# REQUEST 1
Revise the credit line terms starting with "3.2 Within the" and going on through "of the period.", changing "drawdown application" to "withdrawal request".
# REQUEST 2
According to the credit line terms, how long does the comprehensive credit line run, and between which dates?

# PASSAGE SHOWN
2.3. The detailed terms and conditions, such as: amount, category, period and purpose will be specified in the specific credit line agreement. Party B will only perform for specific credit line agreements signed under this contract.
Clause 3 Utilization of the comprehensive credit line
3.1 The period of the comprehensive credit line is one year, starting from 29th March 2013 until 29th March 2014.
3.2 Within the period and credit limit, Party A is capable to apply the credit line in one or in several times.
Party A is required to submit the drawdown application specified with the amount, category, and period of the funds borrowed. Party B will review the qualification, and process the signature of a specific credit line agreement if eligible.
3.3 The sum of the utilized credit line should not exceed the comprehensive credit limit at any time during the period. Credit line can be used recurring after repayment within the period. Unused credit line will be abolished automatically upon end of the period.
3.4 The handling charge rate for bank acceptance, guarantor and international trade finance, the discount rate for bills discount, the interest rate and exchange rate for loans and bills will be defined in each specific credit line agreements.
3.5 If there is discrepancy in terms and conditions between specific credit line agreements and this contract, the specific credit line agreements prevail.
3.6 Party A applies for the specific credit line; Party B will review the application and make sure it is consistent with the bank’s regulation and terms agreed in this contract. Both parties will sign specific credit line agreement.

# MATERIAL PROVIDED
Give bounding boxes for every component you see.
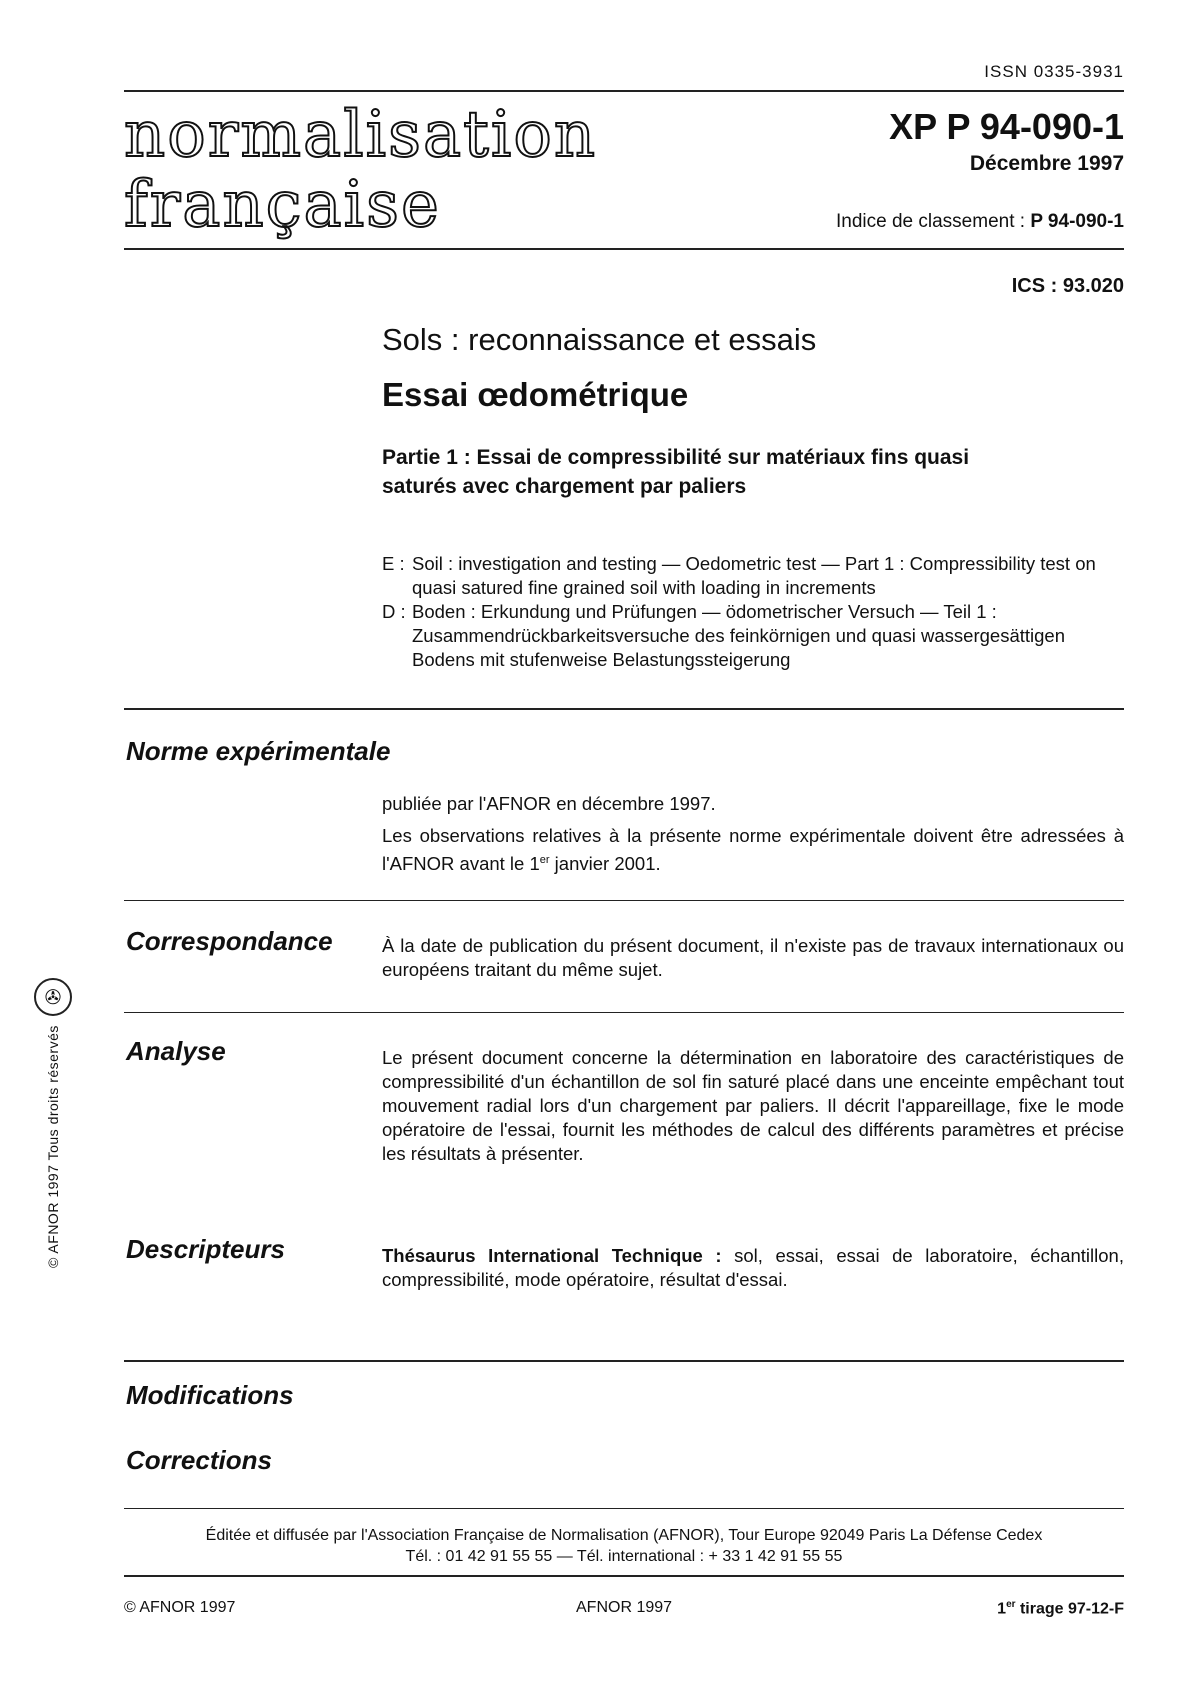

# FULL ANSWER 1
3.2 Within the period and credit limit, Party A is capable to apply the credit line in one or in several times.
Party A is required to submit the withdrawal request specified with the amount, category, and period of the funds borrowed. Party B will review the qualification, and process the signature of a specific credit line agreement if eligible.
3.3 The sum of the utilized credit line should not exceed the comprehensive credit limit at any time during the period. Credit line can be used recurring after repayment within the period. Unused credit line will be abolished automatically upon end of the period.

# FULL ANSWER 2
One year, from 29th March 2013 until 29th March 2014.